Given instruction:
Quote verbatim the lines beginning with the one containing "sidebar-item-label: 演唱会 xyxy=(62,492,99,507)" and ending with the one containing "sidebar-item-11[interactable]: ▢ 绝地求生", including both of those lines.

Records to process:
»»

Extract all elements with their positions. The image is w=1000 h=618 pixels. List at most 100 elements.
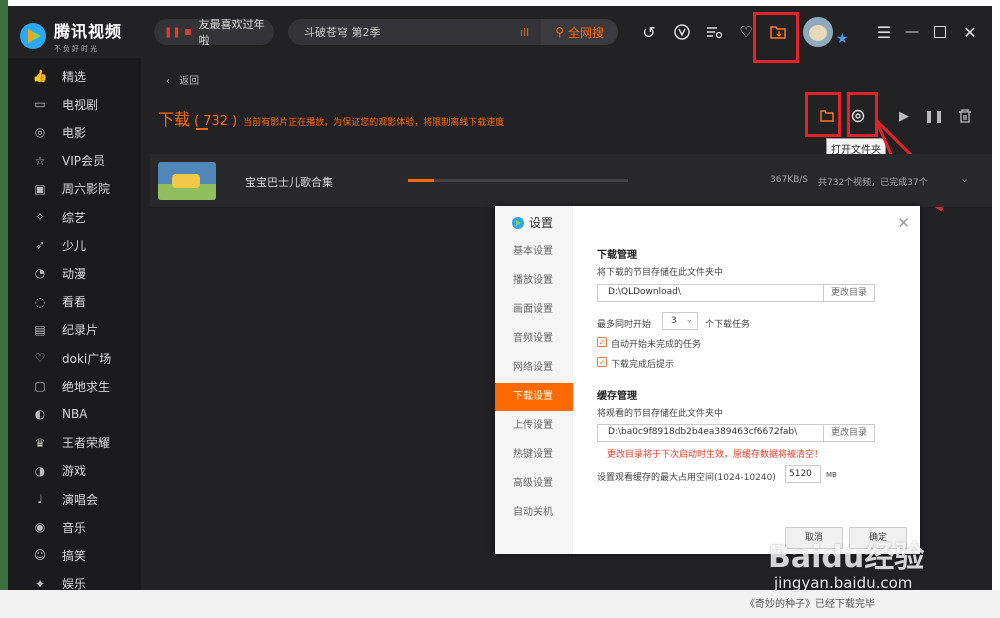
sidebar-item-label: 演唱会 xyxy=(62,492,99,507)
minimize-icon[interactable]: — xyxy=(900,20,924,44)
settings-tab-7[interactable]: 热键设置 xyxy=(495,441,573,469)
open-folder-highlight xyxy=(805,92,841,137)
sidebar-item-6[interactable]: ➶ 少儿 xyxy=(8,231,141,259)
sidebar-item-8[interactable]: ◌ 看看 xyxy=(8,288,141,316)
sidebar-item-label: 游戏 xyxy=(62,464,87,479)
download-item[interactable]: 宝宝巴士儿歌合集 367KB/S 共732个视频，已完成37个 ⌄ xyxy=(150,154,992,207)
settings-tab-8[interactable]: 高级设置 xyxy=(495,470,573,498)
chevron-left-icon: ‹ xyxy=(166,76,170,87)
sidebar-item-11[interactable]: ▢ 绝地求生 xyxy=(8,372,141,400)
settings-tab-0[interactable]: 基本设置 xyxy=(495,238,573,266)
cache-max-label: 设置观看缓存的最大占用空间(1024-10240) xyxy=(597,473,776,483)
settings-tab-5[interactable]: 下载设置 xyxy=(495,383,573,411)
cache-unit: MB xyxy=(826,471,837,479)
close-icon[interactable]: ✕ xyxy=(958,20,982,44)
sidebar-item-0[interactable]: 👍 精选 xyxy=(8,62,141,90)
sidebar: 👍 精选 ▭ 电视剧 ◎ 电影 ☆ VIP会员 ▣ 周六影院 ✧ 综艺 ➶ 少儿 ◔ 动漫 ◌ 看看 ▤ 纪录片 ♡ do… xyxy=(8,58,141,590)
now-playing-title: 友最喜欢过年啦 xyxy=(198,18,265,47)
search-input[interactable]: 斗破苍穹 第2季 xyxy=(304,24,520,40)
back-link[interactable]: ‹ 返回 xyxy=(166,72,199,87)
sidebar-item-label: 精选 xyxy=(62,69,87,84)
star-outline-icon: ☆ xyxy=(34,153,46,168)
page-title: 下载 xyxy=(158,110,191,129)
sidebar-item-1[interactable]: ▭ 电视剧 xyxy=(8,90,141,118)
history-icon[interactable]: ↺ xyxy=(637,20,661,44)
settings-dialog: 基本设置 播放设置 画面设置 音频设置 网络设置 下载设置 上传设置 热键设置 高级设置 自动关机… xyxy=(495,206,920,554)
change-cache-dir-button[interactable]: 更改目录 xyxy=(823,425,874,441)
sidebar-item-18[interactable]: ✦ 娱乐 xyxy=(8,570,141,590)
sidebar-item-label: 综艺 xyxy=(62,210,87,225)
sidebar-item-10[interactable]: ♡ doki广场 xyxy=(8,344,141,372)
sparkle-icon: ✦ xyxy=(34,576,46,590)
title-bar: 腾讯视频 不负好时光 ❚❚ 友最喜欢过年啦 斗破苍穹 第2季 ıll ⚲ 全网搜… xyxy=(8,6,992,63)
delete-icon[interactable] xyxy=(953,104,977,128)
sidebar-item-13[interactable]: ♛ 王者荣耀 xyxy=(8,429,141,457)
sidebar-item-3[interactable]: ☆ VIP会员 xyxy=(8,147,141,175)
maximize-icon[interactable] xyxy=(928,20,952,44)
vip-star-icon: ★ xyxy=(836,31,849,47)
sidebar-item-label: 音乐 xyxy=(62,520,87,535)
search-button[interactable]: ⚲ 全网搜 xyxy=(541,19,618,45)
settings-tab-1[interactable]: 播放设置 xyxy=(495,267,573,295)
speed-limit-notice: 当前有影片正在播放，为保证您的观影体验，将限制离线下载速度 xyxy=(243,118,505,128)
dialog-close-icon[interactable]: ✕ xyxy=(897,214,910,232)
user-avatar[interactable] xyxy=(803,17,833,47)
download-progress-bar xyxy=(408,179,628,182)
playlist-icon[interactable] xyxy=(702,20,726,44)
download-thumbnail xyxy=(158,162,216,200)
settings-tab-9[interactable]: 自动关机 xyxy=(495,499,573,527)
sidebar-item-14[interactable]: ◑ 游戏 xyxy=(8,457,141,485)
sidebar-item-label: 王者荣耀 xyxy=(62,436,111,451)
menu-icon[interactable]: ☰ xyxy=(872,20,896,44)
sidebar-item-label: doki广场 xyxy=(62,351,112,366)
download-icon-highlight xyxy=(753,12,799,63)
app-logo-title: 腾讯视频 xyxy=(54,22,123,41)
magic-wand-icon: ✧ xyxy=(34,210,46,224)
sidebar-item-17[interactable]: ☺ 搞笑 xyxy=(8,541,141,569)
sidebar-item-5[interactable]: ✧ 综艺 xyxy=(8,203,141,231)
settings-tab-4[interactable]: 网络设置 xyxy=(495,354,573,382)
auto-start-checkbox[interactable]: ✓ xyxy=(597,337,607,347)
cat-face-icon: ◔ xyxy=(34,266,46,281)
tv-icon: ▭ xyxy=(34,97,46,112)
sidebar-item-7[interactable]: ◔ 动漫 xyxy=(8,259,141,287)
concurrent-select[interactable]: 3 ⌄ xyxy=(662,312,698,330)
cache-path-field[interactable]: D:\ba0c9f8918db2b4ea389463cf6672fab\ 更改目… xyxy=(597,424,875,442)
smile-icon: ☺ xyxy=(33,548,47,563)
theater-icon: ▣ xyxy=(34,181,46,196)
settings-tab-6[interactable]: 上传设置 xyxy=(495,412,573,440)
background-window-edge xyxy=(0,0,8,618)
settings-tab-3[interactable]: 音频设置 xyxy=(495,325,573,353)
notify-done-checkbox[interactable]: ✓ xyxy=(597,357,607,367)
app-logo[interactable]: 腾讯视频 不负好时光 xyxy=(18,18,122,54)
sidebar-item-12[interactable]: ◐ NBA xyxy=(8,400,141,428)
now-playing-pill[interactable]: ❚❚ 友最喜欢过年啦 xyxy=(154,18,274,47)
search-box[interactable]: 斗破苍穹 第2季 ıll ⚲ 全网搜 xyxy=(288,19,618,45)
download-management-title: 下载管理 xyxy=(597,250,637,261)
chevron-down-icon[interactable]: ⌄ xyxy=(960,172,969,185)
pause-icon: ❚❚ xyxy=(164,26,181,38)
film-strip-icon: ▤ xyxy=(34,322,46,337)
download-path-field[interactable]: D:\QLDownload\ 更改目录 xyxy=(597,284,875,302)
download-path-value: D:\QLDownload\ xyxy=(608,287,681,297)
sidebar-item-2[interactable]: ◎ 电影 xyxy=(8,118,141,146)
music-disc-icon: ◉ xyxy=(34,520,46,535)
sidebar-item-4[interactable]: ▣ 周六影院 xyxy=(8,175,141,203)
sidebar-item-9[interactable]: ▤ 纪录片 xyxy=(8,316,141,344)
cache-max-input[interactable]: 5120 xyxy=(785,465,821,483)
sidebar-item-15[interactable]: ♩ 演唱会 xyxy=(8,485,141,513)
concurrent-value: 3 xyxy=(671,316,677,326)
settings-tab-2[interactable]: 画面设置 xyxy=(495,296,573,324)
watermark-url: jingyan.baidu.com xyxy=(774,574,913,592)
change-download-dir-button[interactable]: 更改目录 xyxy=(823,285,874,301)
sidebar-item-16[interactable]: ◉ 音乐 xyxy=(8,513,141,541)
download-status: 共732个视频，已完成37个 xyxy=(818,178,928,188)
hot-trend-icon: ıll xyxy=(520,25,530,39)
sidebar-item-label: 电影 xyxy=(62,125,87,140)
auto-start-label: 自动开始未完成的任务 xyxy=(611,340,702,350)
vip-icon[interactable] xyxy=(670,20,694,44)
sidebar-item-label: 绝地求生 xyxy=(62,379,111,394)
sidebar-item-label: 搞笑 xyxy=(62,548,87,563)
back-label: 返回 xyxy=(179,76,200,87)
crown-icon: ♛ xyxy=(34,435,46,450)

««

Task solution:
sidebar-item-label: 演唱会 xyxy=(62,492,99,507)
minimize-icon[interactable]: — xyxy=(900,20,924,44)
settings-tab-7[interactable]: 热键设置 xyxy=(495,441,573,469)
open-folder-highlight xyxy=(805,92,841,137)
sidebar-item-6[interactable]: ➶ 少儿 xyxy=(8,231,141,259)
sidebar-item-8[interactable]: ◌ 看看 xyxy=(8,288,141,316)
sidebar-item-label: 游戏 xyxy=(62,464,87,479)
download-item[interactable]: 宝宝巴士儿歌合集 367KB/S 共732个视频，已完成37个 ⌄ xyxy=(150,154,992,207)
settings-tab-8[interactable]: 高级设置 xyxy=(495,470,573,498)
chevron-left-icon: ‹ xyxy=(166,76,170,87)
sidebar-item-11[interactable]: ▢ 绝地求生 xyxy=(8,372,141,400)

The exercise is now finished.